[Data entries]

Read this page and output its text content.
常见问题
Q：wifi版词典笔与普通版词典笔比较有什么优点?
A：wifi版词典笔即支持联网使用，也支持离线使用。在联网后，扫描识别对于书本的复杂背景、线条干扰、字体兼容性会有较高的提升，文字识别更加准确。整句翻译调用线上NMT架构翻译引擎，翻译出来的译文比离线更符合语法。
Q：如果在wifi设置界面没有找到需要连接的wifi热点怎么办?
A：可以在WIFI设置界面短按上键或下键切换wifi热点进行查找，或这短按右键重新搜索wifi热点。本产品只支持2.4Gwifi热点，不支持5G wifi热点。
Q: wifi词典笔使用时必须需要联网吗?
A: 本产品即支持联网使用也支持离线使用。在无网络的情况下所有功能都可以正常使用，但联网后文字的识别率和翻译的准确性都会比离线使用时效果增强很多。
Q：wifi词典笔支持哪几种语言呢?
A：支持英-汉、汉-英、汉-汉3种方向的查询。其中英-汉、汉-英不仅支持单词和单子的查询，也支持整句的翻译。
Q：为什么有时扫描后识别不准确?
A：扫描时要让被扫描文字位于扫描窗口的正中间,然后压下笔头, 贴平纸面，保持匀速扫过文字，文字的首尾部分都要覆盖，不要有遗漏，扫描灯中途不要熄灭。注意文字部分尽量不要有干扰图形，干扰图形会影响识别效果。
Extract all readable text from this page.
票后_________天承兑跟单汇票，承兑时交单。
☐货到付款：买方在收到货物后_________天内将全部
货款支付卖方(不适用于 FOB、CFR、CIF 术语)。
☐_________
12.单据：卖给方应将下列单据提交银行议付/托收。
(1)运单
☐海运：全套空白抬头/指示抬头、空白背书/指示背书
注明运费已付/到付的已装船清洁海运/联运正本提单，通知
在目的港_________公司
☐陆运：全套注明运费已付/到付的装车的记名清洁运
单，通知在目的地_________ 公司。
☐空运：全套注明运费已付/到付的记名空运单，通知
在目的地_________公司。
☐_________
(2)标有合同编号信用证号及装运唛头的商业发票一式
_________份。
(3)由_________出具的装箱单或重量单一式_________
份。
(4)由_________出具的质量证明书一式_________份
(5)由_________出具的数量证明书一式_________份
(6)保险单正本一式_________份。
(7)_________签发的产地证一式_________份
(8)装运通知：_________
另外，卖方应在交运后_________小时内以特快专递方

■ **Given request**
Reproduce the material above, every line of it, exactly.

■ **Result of the task**
Read this page and output its text content.
常见问题
Q：wifi版词典笔与普通版词典笔比较有什么优点?
A：wifi版词典笔即支持联网使用，也支持离线使用。在联网后，扫描识别对于书本的复杂背景、线条干扰、字体兼容性会有较高的提升，文字识别更加准确。整句翻译调用线上NMT架构翻译引擎，翻译出来的译文比离线更符合语法。
Q：如果在wifi设置界面没有找到需要连接的wifi热点怎么办?
A：可以在WIFI设置界面短按上键或下键切换wifi热点进行查找，或这短按右键重新搜索wifi热点。本产品只支持2.4Gwifi热点，不支持5G wifi热点。
Q: wifi词典笔使用时必须需要联网吗?
A: 本产品即支持联网使用也支持离线使用。在无网络的情况下所有功能都可以正常使用，但联网后文字的识别率和翻译的准确性都会比离线使用时效果增强很多。
Q：wifi词典笔支持哪几种语言呢?
A：支持英-汉、汉-英、汉-汉3种方向的查询。其中英-汉、汉-英不仅支持单词和单子的查询，也支持整句的翻译。
Q：为什么有时扫描后识别不准确?
A：扫描时要让被扫描文字位于扫描窗口的正中间,然后压下笔头, 贴平纸面，保持匀速扫过文字，文字的首尾部分都要覆盖，不要有遗漏，扫描灯中途不要熄灭。注意文字部分尽量不要有干扰图形，干扰图形会影响识别效果。
Extract all readable text from this page.
票后_________天承兑跟单汇票，承兑时交单。
☐货到付款：买方在收到货物后_________天内将全部
货款支付卖方(不适用于 FOB、CFR、CIF 术语)。
☐_________
12.单据：卖给方应将下列单据提交银行议付/托收。
(1)运单
☐海运：全套空白抬头/指示抬头、空白背书/指示背书
注明运费已付/到付的已装船清洁海运/联运正本提单，通知
在目的港_________公司
☐陆运：全套注明运费已付/到付的装车的记名清洁运
单，通知在目的地_________ 公司。
☐空运：全套注明运费已付/到付的记名空运单，通知
在目的地_________公司。
☐_________
(2)标有合同编号信用证号及装运唛头的商业发票一式
_________份。
(3)由_________出具的装箱单或重量单一式_________
份。
(4)由_________出具的质量证明书一式_________份
(5)由_________出具的数量证明书一式_________份
(6)保险单正本一式_________份。
(7)_________签发的产地证一式_________份
(8)装运通知：_________
另外，卖方应在交运后_________小时内以特快专递方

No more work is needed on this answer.